Task to complete
Please put the data from its first line through the line containing "y-tick-label: 400 [64, 319, 89, 336]" into a Markdown table with columns named Row and Text, skipping any blank lines.

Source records
========

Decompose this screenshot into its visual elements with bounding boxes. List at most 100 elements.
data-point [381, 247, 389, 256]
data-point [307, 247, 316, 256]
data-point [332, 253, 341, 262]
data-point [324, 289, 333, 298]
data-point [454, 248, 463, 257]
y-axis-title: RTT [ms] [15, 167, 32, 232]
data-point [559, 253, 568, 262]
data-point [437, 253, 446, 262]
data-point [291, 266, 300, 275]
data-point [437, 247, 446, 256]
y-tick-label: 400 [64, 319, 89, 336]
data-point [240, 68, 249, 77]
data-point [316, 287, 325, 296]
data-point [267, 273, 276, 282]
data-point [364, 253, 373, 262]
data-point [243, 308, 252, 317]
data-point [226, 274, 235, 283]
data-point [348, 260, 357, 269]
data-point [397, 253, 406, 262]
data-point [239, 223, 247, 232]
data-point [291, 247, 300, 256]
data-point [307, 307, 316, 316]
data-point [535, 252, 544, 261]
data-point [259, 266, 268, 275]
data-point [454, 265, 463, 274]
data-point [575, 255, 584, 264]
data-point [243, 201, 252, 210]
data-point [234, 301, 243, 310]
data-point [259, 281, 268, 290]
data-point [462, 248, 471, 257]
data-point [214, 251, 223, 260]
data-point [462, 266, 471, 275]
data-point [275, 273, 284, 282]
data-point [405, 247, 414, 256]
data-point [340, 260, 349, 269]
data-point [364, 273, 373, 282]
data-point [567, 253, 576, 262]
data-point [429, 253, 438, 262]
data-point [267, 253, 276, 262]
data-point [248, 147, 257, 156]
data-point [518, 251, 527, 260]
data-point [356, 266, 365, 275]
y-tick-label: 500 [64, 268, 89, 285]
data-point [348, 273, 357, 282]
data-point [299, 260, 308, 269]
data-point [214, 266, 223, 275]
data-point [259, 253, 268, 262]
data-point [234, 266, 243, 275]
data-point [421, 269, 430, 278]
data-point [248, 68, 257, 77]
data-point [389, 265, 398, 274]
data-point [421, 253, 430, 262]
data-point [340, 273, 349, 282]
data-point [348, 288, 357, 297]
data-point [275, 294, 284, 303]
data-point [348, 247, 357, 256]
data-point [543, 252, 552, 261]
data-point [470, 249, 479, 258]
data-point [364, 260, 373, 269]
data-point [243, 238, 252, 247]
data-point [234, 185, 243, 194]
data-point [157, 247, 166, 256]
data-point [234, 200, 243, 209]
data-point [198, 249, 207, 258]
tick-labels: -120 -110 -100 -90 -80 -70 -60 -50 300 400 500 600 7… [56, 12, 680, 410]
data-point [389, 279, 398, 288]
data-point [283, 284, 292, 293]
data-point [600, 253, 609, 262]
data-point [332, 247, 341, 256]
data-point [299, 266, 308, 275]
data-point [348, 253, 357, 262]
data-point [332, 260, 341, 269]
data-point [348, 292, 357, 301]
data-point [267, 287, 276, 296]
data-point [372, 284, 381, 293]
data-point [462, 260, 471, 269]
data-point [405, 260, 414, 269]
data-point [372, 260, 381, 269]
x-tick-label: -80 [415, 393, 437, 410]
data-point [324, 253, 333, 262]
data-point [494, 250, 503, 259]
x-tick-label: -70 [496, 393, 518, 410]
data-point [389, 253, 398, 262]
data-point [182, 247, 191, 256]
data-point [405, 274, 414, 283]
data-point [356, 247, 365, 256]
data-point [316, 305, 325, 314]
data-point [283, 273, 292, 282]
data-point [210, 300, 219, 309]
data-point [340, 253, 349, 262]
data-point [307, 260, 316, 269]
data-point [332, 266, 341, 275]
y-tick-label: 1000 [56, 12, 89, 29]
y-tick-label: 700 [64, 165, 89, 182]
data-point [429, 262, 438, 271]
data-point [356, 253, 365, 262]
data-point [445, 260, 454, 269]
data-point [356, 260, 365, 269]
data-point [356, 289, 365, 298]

========

Solution to this exercise
| Row | Text |
|---|---|
| 1 | Decompose this screenshot into its visual elements with bounding boxes. List at most 100 elements. |
| 2 | data-point [381, 247, 389, 256] |
| 3 | data-point [307, 247, 316, 256] |
| 4 | data-point [332, 253, 341, 262] |
| 5 | data-point [324, 289, 333, 298] |
| 6 | data-point [454, 248, 463, 257] |
| 7 | y-axis-title: RTT [ms] [15, 167, 32, 232] |
| 8 | data-point [559, 253, 568, 262] |
| 9 | data-point [437, 253, 446, 262] |
| 10 | data-point [291, 266, 300, 275] |
| 11 | data-point [437, 247, 446, 256] |
| 12 | y-tick-label: 400 [64, 319, 89, 336] |